- To do: In the material below, the lines containing the word "Average" are required; copy each of them.

(Collected data)
+-------+
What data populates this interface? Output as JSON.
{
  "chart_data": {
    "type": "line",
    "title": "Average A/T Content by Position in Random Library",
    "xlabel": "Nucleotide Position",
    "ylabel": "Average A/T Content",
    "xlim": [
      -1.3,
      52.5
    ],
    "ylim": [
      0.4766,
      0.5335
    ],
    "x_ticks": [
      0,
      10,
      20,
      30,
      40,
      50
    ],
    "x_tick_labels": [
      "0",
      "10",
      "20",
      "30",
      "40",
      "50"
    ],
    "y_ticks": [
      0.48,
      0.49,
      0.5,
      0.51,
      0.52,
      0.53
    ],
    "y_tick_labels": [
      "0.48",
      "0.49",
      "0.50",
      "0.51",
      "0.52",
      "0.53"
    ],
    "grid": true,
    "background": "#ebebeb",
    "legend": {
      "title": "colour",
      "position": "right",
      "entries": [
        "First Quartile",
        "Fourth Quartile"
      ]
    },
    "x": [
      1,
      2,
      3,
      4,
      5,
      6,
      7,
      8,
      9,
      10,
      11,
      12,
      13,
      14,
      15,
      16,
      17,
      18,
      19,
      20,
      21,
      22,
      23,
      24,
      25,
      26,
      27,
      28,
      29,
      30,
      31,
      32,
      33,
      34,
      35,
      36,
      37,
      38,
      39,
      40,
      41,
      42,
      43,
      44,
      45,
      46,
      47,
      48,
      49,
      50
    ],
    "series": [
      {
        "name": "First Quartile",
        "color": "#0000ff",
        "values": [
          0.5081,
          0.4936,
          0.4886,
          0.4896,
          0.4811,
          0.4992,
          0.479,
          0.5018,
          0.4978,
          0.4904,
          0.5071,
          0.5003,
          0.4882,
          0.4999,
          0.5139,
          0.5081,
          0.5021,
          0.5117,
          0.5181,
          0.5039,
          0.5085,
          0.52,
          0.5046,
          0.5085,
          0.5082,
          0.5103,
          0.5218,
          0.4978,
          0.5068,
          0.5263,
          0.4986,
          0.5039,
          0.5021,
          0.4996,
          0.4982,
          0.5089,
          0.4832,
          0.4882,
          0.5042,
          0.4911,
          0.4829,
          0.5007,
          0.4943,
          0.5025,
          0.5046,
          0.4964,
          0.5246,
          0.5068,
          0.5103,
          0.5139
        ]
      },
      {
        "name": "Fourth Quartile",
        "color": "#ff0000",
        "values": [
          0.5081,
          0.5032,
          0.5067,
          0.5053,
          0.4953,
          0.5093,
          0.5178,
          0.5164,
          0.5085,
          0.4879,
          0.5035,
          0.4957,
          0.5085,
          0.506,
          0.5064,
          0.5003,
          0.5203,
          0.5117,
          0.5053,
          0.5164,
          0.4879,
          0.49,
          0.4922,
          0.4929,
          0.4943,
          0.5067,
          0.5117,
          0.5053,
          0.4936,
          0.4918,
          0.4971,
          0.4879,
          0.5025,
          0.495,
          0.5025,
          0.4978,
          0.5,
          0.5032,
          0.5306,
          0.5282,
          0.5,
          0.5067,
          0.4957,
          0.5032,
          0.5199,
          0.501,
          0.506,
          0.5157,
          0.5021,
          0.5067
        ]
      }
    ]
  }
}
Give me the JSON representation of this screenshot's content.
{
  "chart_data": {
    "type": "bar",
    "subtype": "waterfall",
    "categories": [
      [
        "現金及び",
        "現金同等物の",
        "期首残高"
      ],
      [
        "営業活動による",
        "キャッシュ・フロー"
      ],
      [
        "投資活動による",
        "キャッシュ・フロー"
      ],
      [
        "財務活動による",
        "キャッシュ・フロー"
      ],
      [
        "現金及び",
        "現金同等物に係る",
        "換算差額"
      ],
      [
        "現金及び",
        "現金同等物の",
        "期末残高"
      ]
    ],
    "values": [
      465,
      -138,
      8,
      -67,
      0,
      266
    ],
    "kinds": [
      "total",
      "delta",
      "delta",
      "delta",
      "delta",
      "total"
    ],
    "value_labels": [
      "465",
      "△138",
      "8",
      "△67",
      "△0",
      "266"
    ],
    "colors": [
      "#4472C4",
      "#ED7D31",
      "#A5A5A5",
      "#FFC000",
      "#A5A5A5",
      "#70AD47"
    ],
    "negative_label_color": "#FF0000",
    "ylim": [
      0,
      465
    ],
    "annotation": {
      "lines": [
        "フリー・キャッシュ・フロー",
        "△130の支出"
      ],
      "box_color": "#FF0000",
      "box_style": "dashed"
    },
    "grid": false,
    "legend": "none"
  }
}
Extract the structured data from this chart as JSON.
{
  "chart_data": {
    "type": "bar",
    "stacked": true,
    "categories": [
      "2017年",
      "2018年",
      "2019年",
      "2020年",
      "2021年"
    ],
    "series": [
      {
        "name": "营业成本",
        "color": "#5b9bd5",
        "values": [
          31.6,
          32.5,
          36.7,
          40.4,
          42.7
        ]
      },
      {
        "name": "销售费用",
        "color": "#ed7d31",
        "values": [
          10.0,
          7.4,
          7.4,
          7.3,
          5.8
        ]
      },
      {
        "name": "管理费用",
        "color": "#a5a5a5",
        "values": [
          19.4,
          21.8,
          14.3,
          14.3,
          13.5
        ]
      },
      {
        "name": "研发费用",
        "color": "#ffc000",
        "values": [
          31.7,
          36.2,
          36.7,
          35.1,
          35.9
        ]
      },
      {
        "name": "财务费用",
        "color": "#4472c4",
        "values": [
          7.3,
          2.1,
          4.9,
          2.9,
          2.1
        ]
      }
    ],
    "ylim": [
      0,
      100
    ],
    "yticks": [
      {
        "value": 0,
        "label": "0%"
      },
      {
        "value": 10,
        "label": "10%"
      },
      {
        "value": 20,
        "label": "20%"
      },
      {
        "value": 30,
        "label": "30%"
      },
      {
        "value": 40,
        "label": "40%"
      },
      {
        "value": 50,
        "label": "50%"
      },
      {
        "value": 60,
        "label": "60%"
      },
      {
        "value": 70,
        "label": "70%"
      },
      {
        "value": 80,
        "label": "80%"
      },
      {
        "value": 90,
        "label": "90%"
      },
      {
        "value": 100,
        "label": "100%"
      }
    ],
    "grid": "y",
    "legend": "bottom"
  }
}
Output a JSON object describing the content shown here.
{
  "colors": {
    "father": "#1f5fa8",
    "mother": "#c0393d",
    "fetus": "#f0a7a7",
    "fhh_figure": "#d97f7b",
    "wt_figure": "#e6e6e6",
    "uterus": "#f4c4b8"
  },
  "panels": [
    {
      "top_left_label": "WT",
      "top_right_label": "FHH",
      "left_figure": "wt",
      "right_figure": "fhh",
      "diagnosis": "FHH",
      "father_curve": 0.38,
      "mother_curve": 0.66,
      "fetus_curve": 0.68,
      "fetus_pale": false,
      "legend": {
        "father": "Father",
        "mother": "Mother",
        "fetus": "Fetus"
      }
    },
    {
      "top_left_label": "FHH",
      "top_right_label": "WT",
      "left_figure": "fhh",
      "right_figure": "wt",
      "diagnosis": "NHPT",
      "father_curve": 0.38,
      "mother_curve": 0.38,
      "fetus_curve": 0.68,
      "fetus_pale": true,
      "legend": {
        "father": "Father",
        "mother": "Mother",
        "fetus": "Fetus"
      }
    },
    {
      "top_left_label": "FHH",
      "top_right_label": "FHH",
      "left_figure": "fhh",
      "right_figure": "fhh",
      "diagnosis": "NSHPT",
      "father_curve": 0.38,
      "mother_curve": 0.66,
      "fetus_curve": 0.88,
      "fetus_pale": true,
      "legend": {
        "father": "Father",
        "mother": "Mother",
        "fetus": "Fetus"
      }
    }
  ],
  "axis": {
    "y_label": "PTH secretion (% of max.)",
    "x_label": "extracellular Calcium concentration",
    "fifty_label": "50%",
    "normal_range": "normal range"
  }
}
+-------+
- Completed exercise:
    "title": "Average A/T Content by Position in Random Library",
    "ylabel": "Average A/T Content",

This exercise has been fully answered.